## Start

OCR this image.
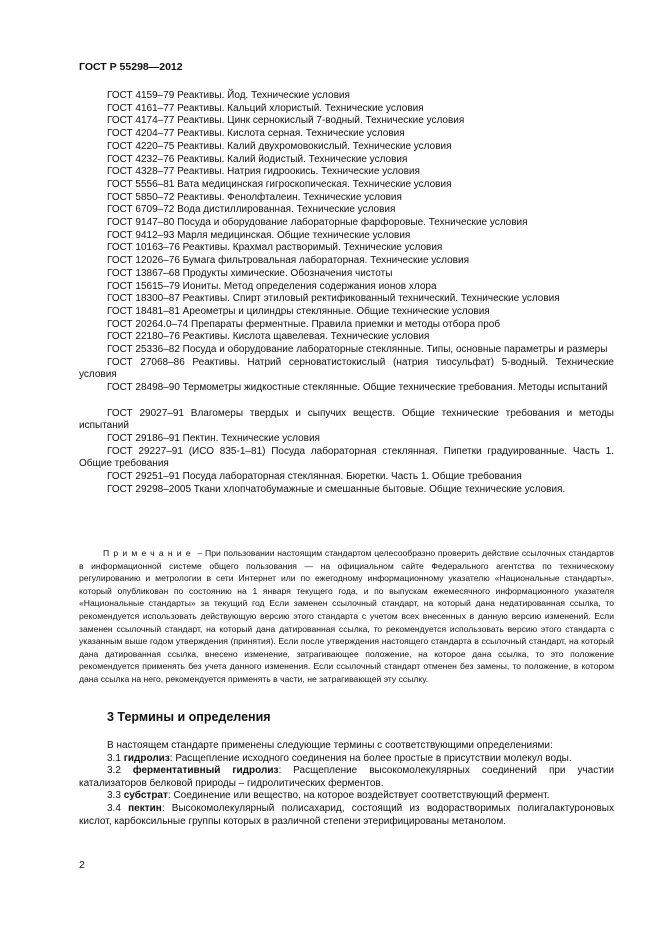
ГОСТ Р 55298—2012

ГОСТ 4159–79 Реактивы. Йод. Технические условия

ГОСТ 4161–77 Реактивы. Кальций хлористый. Технические условия

ГОСТ 4174–77 Реактивы. Цинк сернокислый 7-водный. Технические условия

ГОСТ 4204–77 Реактивы. Кислота серная. Технические условия

ГОСТ 4220–75 Реактивы. Калий двухромовокислый. Технические условия

ГОСТ 4232–76 Реактивы. Калий йодистый. Технические условия

ГОСТ 4328–77 Реактивы. Натрия гидроокись. Технические условия

ГОСТ 5556–81 Вата медицинская гигроскопическая. Технические условия

ГОСТ 5850–72 Реактивы. Фенолфталеин. Технические условия

ГОСТ 6709–72 Вода дистиллированная. Технические условия

ГОСТ 9147–80 Посуда и оборудование лабораторные фарфоровые. Технические условия

ГОСТ 9412–93 Марля медицинская. Общие технические условия

ГОСТ 10163–76 Реактивы. Крахмал растворимый. Технические условия

ГОСТ 12026–76 Бумага фильтровальная лабораторная. Технические условия

ГОСТ 13867–68 Продукты химические. Обозначения чистоты

ГОСТ 15615–79 Иониты. Метод определения содержания ионов хлора

ГОСТ 18300–87 Реактивы. Спирт этиловый ректификованный технический. Технические условия

ГОСТ 18481–81 Ареометры и цилиндры стеклянные. Общие технические условия

ГОСТ 20264.0–74 Препараты ферментные. Правила приемки и методы отбора проб

ГОСТ 22180–76 Реактивы. Кислота щавелевая. Технические условия

ГОСТ 25336–82 Посуда и оборудование лабораторные стеклянные. Типы, основные параметры и размеры

ГОСТ 27068–86 Реактивы. Натрий серноватистокислый (натрия тиосульфат) 5-водный. Технические условия

ГОСТ 28498–90 Термометры жидкостные стеклянные. Общие технические требования. Методы испытаний

ГОСТ 29027–91 Влагомеры твердых и сыпучих веществ. Общие технические требования и методы испытаний

ГОСТ 29186–91 Пектин. Технические условия

ГОСТ 29227–91 (ИСО 835-1–81) Посуда лабораторная стеклянная. Пипетки градуированные. Часть 1. Общие требования

ГОСТ 29251–91 Посуда лабораторная стеклянная. Бюретки. Часть 1. Общие требования

ГОСТ 29298–2005 Ткани хлопчатобумажные и смешанные бытовые. Общие технические условия.

Примечание – При пользовании настоящим стандартом целесообразно проверить действие ссылочных стандартов в информационной системе общего пользования — на официальном сайте Федерального агентства по техническому регулированию и метрологии в сети Интернет или по ежегодному информационному указателю «Национальные стандарты», который опубликован по состоянию на 1 января текущего года, и по выпускам ежемесячного информационного указателя «Национальные стандарты» за текущий год Если заменен ссылочный стандарт, на который дана недатированная ссылка, то рекомендуется использовать действующую версию этого стандарта с учетом всех внесенных в данную версию изменений. Если заменен ссылочный стандарт, на который дана датированная ссылка, то рекомендуется использовать версию этого стандарта с указанным выше годом утверждения (принятия). Если после утверждения настоящего стандарта в ссылочный стандарт, на который дана датированная ссылка, внесено изменение, затрагивающее положение, на которое дана ссылка, то это положение рекомендуется применять без учета данного изменения. Если ссылочный стандарт отменен без замены, то положение, в котором дана ссылка на него, рекомендуется применять в части, не затрагивающей эту ссылку.

3 Термины и определения

В настоящем стандарте применены следующие термины с соответствующими определениями:

3.1 гидролиз: Расщепление исходного соединения на более простые в присутствии молекул воды.

3.2 ферментативный гидролиз: Расщепление высокомолекулярных соединений при участии катализаторов белковой природы – гидролитических ферментов.

3.3 субстрат: Соединение или вещество, на которое воздействует соответствующий фермент.

3.4 пектин: Высокомолекулярный полисахарид, состоящий из водорастворимых полигалактуроновых кислот, карбоксильные группы которых в различной степени этерифицированы метанолом.

2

## End

■ Aim
Leave out the pictures and output the rest of the material exactly as written.

■ Solved problem
OCR this image.
ГОСТ Р 55298—2012

ГОСТ 4159–79 Реактивы. Йод. Технические условия

ГОСТ 4161–77 Реактивы. Кальций хлористый. Технические условия

ГОСТ 4174–77 Реактивы. Цинк сернокислый 7-водный. Технические условия

ГОСТ 4204–77 Реактивы. Кислота серная. Технические условия

ГОСТ 4220–75 Реактивы. Калий двухромовокислый. Технические условия

ГОСТ 4232–76 Реактивы. Калий йодистый. Технические условия

ГОСТ 4328–77 Реактивы. Натрия гидроокись. Технические условия

ГОСТ 5556–81 Вата медицинская гигроскопическая. Технические условия

ГОСТ 5850–72 Реактивы. Фенолфталеин. Технические условия

ГОСТ 6709–72 Вода дистиллированная. Технические условия

ГОСТ 9147–80 Посуда и оборудование лабораторные фарфоровые. Технические условия

ГОСТ 9412–93 Марля медицинская. Общие технические условия

ГОСТ 10163–76 Реактивы. Крахмал растворимый. Технические условия

ГОСТ 12026–76 Бумага фильтровальная лабораторная. Технические условия

ГОСТ 13867–68 Продукты химические. Обозначения чистоты

ГОСТ 15615–79 Иониты. Метод определения содержания ионов хлора

ГОСТ 18300–87 Реактивы. Спирт этиловый ректификованный технический. Технические условия

ГОСТ 18481–81 Ареометры и цилиндры стеклянные. Общие технические условия

ГОСТ 20264.0–74 Препараты ферментные. Правила приемки и методы отбора проб

ГОСТ 22180–76 Реактивы. Кислота щавелевая. Технические условия

ГОСТ 25336–82 Посуда и оборудование лабораторные стеклянные. Типы, основные параметры и размеры

ГОСТ 27068–86 Реактивы. Натрий серноватистокислый (натрия тиосульфат) 5-водный. Технические условия

ГОСТ 28498–90 Термометры жидкостные стеклянные. Общие технические требования. Методы испытаний

ГОСТ 29027–91 Влагомеры твердых и сыпучих веществ. Общие технические требования и методы испытаний

ГОСТ 29186–91 Пектин. Технические условия

ГОСТ 29227–91 (ИСО 835-1–81) Посуда лабораторная стеклянная. Пипетки градуированные. Часть 1. Общие требования

ГОСТ 29251–91 Посуда лабораторная стеклянная. Бюретки. Часть 1. Общие требования

ГОСТ 29298–2005 Ткани хлопчатобумажные и смешанные бытовые. Общие технические условия.

Примечание – При пользовании настоящим стандартом целесообразно проверить действие ссылочных стандартов в информационной системе общего пользования — на официальном сайте Федерального агентства по техническому регулированию и метрологии в сети Интернет или по ежегодному информационному указателю «Национальные стандарты», который опубликован по состоянию на 1 января текущего года, и по выпускам ежемесячного информационного указателя «Национальные стандарты» за текущий год Если заменен ссылочный стандарт, на который дана недатированная ссылка, то рекомендуется использовать действующую версию этого стандарта с учетом всех внесенных в данную версию изменений. Если заменен ссылочный стандарт, на который дана датированная ссылка, то рекомендуется использовать версию этого стандарта с указанным выше годом утверждения (принятия). Если после утверждения настоящего стандарта в ссылочный стандарт, на который дана датированная ссылка, внесено изменение, затрагивающее положение, на которое дана ссылка, то это положение рекомендуется применять без учета данного изменения. Если ссылочный стандарт отменен без замены, то положение, в котором дана ссылка на него, рекомендуется применять в части, не затрагивающей эту ссылку.

3 Термины и определения

В настоящем стандарте применены следующие термины с соответствующими определениями:

3.1 гидролиз: Расщепление исходного соединения на более простые в присутствии молекул воды.

3.2 ферментативный гидролиз: Расщепление высокомолекулярных соединений при участии катализаторов белковой природы – гидролитических ферментов.

3.3 субстрат: Соединение или вещество, на которое воздействует соответствующий фермент.

3.4 пектин: Высокомолекулярный полисахарид, состоящий из водорастворимых полигалактуроновых кислот, карбоксильные группы которых в различной степени этерифицированы метанолом.

2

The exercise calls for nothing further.